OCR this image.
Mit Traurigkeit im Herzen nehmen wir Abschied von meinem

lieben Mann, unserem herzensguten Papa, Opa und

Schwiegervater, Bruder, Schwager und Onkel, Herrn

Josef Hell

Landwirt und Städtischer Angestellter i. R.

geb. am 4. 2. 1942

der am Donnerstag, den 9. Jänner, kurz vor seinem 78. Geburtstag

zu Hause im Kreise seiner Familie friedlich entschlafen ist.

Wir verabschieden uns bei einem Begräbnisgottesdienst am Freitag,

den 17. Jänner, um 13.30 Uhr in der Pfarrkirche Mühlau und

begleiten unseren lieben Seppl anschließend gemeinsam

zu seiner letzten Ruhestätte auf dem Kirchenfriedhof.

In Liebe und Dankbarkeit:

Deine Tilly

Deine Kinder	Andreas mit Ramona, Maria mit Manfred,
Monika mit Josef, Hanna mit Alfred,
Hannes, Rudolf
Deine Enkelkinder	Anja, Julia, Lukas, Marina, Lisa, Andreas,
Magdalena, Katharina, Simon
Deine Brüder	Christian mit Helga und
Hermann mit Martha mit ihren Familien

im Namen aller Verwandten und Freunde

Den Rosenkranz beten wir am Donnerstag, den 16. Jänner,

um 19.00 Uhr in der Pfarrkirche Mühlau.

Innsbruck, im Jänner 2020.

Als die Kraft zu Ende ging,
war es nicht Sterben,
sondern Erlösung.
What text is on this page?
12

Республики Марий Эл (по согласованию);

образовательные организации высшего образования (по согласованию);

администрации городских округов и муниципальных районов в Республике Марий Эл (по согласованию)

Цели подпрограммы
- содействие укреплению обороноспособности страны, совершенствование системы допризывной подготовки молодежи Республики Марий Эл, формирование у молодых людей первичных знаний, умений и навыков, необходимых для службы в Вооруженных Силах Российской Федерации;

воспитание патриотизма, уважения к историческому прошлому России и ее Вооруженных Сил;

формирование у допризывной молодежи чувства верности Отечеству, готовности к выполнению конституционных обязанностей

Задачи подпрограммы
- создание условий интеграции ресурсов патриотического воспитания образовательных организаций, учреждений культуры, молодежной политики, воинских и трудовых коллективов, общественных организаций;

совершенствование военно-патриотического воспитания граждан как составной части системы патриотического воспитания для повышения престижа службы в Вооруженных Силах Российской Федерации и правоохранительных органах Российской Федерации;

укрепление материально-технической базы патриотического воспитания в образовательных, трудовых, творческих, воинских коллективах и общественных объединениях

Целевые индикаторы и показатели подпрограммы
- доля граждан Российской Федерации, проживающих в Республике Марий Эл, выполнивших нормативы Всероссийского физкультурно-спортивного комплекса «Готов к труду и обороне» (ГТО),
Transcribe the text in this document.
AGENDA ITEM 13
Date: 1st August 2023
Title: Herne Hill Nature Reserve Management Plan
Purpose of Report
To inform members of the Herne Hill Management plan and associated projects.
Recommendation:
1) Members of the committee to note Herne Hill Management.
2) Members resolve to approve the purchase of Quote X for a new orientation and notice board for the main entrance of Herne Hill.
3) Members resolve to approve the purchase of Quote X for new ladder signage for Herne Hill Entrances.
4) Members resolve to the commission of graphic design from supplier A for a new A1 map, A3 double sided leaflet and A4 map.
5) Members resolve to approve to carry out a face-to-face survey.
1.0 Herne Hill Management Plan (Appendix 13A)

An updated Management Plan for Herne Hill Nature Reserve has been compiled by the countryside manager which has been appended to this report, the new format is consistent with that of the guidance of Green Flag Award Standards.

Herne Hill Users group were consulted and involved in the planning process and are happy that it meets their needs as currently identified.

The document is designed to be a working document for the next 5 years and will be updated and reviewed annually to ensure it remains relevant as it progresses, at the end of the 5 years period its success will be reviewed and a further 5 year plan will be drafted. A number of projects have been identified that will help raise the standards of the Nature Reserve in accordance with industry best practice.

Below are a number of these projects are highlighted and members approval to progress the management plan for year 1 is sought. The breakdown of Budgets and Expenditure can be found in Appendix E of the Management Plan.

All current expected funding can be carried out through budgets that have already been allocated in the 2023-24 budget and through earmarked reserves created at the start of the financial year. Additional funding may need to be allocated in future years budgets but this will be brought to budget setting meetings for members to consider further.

-*-

# [Task goal]
Quote every entry exactly.

# [Reply]
OCR this image.
Mit Traurigkeit im Herzen nehmen wir Abschied von meinem

lieben Mann, unserem herzensguten Papa, Opa und

Schwiegervater, Bruder, Schwager und Onkel, Herrn

Josef Hell

Landwirt und Städtischer Angestellter i. R.

geb. am 4. 2. 1942

der am Donnerstag, den 9. Jänner, kurz vor seinem 78. Geburtstag

zu Hause im Kreise seiner Familie friedlich entschlafen ist.

Wir verabschieden uns bei einem Begräbnisgottesdienst am Freitag,

den 17. Jänner, um 13.30 Uhr in der Pfarrkirche Mühlau und

begleiten unseren lieben Seppl anschließend gemeinsam

zu seiner letzten Ruhestätte auf dem Kirchenfriedhof.

In Liebe und Dankbarkeit:

Deine Tilly

Deine Kinder	Andreas mit Ramona, Maria mit Manfred,
Monika mit Josef, Hanna mit Alfred,
Hannes, Rudolf
Deine Enkelkinder	Anja, Julia, Lukas, Marina, Lisa, Andreas,
Magdalena, Katharina, Simon
Deine Brüder	Christian mit Helga und
Hermann mit Martha mit ihren Familien

im Namen aller Verwandten und Freunde

Den Rosenkranz beten wir am Donnerstag, den 16. Jänner,

um 19.00 Uhr in der Pfarrkirche Mühlau.

Innsbruck, im Jänner 2020.

Als die Kraft zu Ende ging,
war es nicht Sterben,
sondern Erlösung.
What text is on this page?
12

Республики Марий Эл (по согласованию);

образовательные организации высшего образования (по согласованию);

администрации городских округов и муниципальных районов в Республике Марий Эл (по согласованию)

Цели подпрограммы
- содействие укреплению обороноспособности страны, совершенствование системы допризывной подготовки молодежи Республики Марий Эл, формирование у молодых людей первичных знаний, умений и навыков, необходимых для службы в Вооруженных Силах Российской Федерации;

воспитание патриотизма, уважения к историческому прошлому России и ее Вооруженных Сил;

формирование у допризывной молодежи чувства верности Отечеству, готовности к выполнению конституционных обязанностей

Задачи подпрограммы
- создание условий интеграции ресурсов патриотического воспитания образовательных организаций, учреждений культуры, молодежной политики, воинских и трудовых коллективов, общественных организаций;

совершенствование военно-патриотического воспитания граждан как составной части системы патриотического воспитания для повышения престижа службы в Вооруженных Силах Российской Федерации и правоохранительных органах Российской Федерации;

укрепление материально-технической базы патриотического воспитания в образовательных, трудовых, творческих, воинских коллективах и общественных объединениях

Целевые индикаторы и показатели подпрограммы
- доля граждан Российской Федерации, проживающих в Республике Марий Эл, выполнивших нормативы Всероссийского физкультурно-спортивного комплекса «Готов к труду и обороне» (ГТО),
Transcribe the text in this document.
AGENDA ITEM 13
Date: 1st August 2023
Title: Herne Hill Nature Reserve Management Plan
Purpose of Report
To inform members of the Herne Hill Management plan and associated projects.
Recommendation:
1) Members of the committee to note Herne Hill Management.
2) Members resolve to approve the purchase of Quote X for a new orientation and notice board for the main entrance of Herne Hill.
3) Members resolve to approve the purchase of Quote X for new ladder signage for Herne Hill Entrances.
4) Members resolve to the commission of graphic design from supplier A for a new A1 map, A3 double sided leaflet and A4 map.
5) Members resolve to approve to carry out a face-to-face survey.
1.0 Herne Hill Management Plan (Appendix 13A)

An updated Management Plan for Herne Hill Nature Reserve has been compiled by the countryside manager which has been appended to this report, the new format is consistent with that of the guidance of Green Flag Award Standards.

Herne Hill Users group were consulted and involved in the planning process and are happy that it meets their needs as currently identified.

The document is designed to be a working document for the next 5 years and will be updated and reviewed annually to ensure it remains relevant as it progresses, at the end of the 5 years period its success will be reviewed and a further 5 year plan will be drafted. A number of projects have been identified that will help raise the standards of the Nature Reserve in accordance with industry best practice.

Below are a number of these projects are highlighted and members approval to progress the management plan for year 1 is sought. The breakdown of Budgets and Expenditure can be found in Appendix E of the Management Plan.

All current expected funding can be carried out through budgets that have already been allocated in the 2023-24 budget and through earmarked reserves created at the start of the financial year. Additional funding may need to be allocated in future years budgets but this will be brought to budget setting meetings for members to consider further.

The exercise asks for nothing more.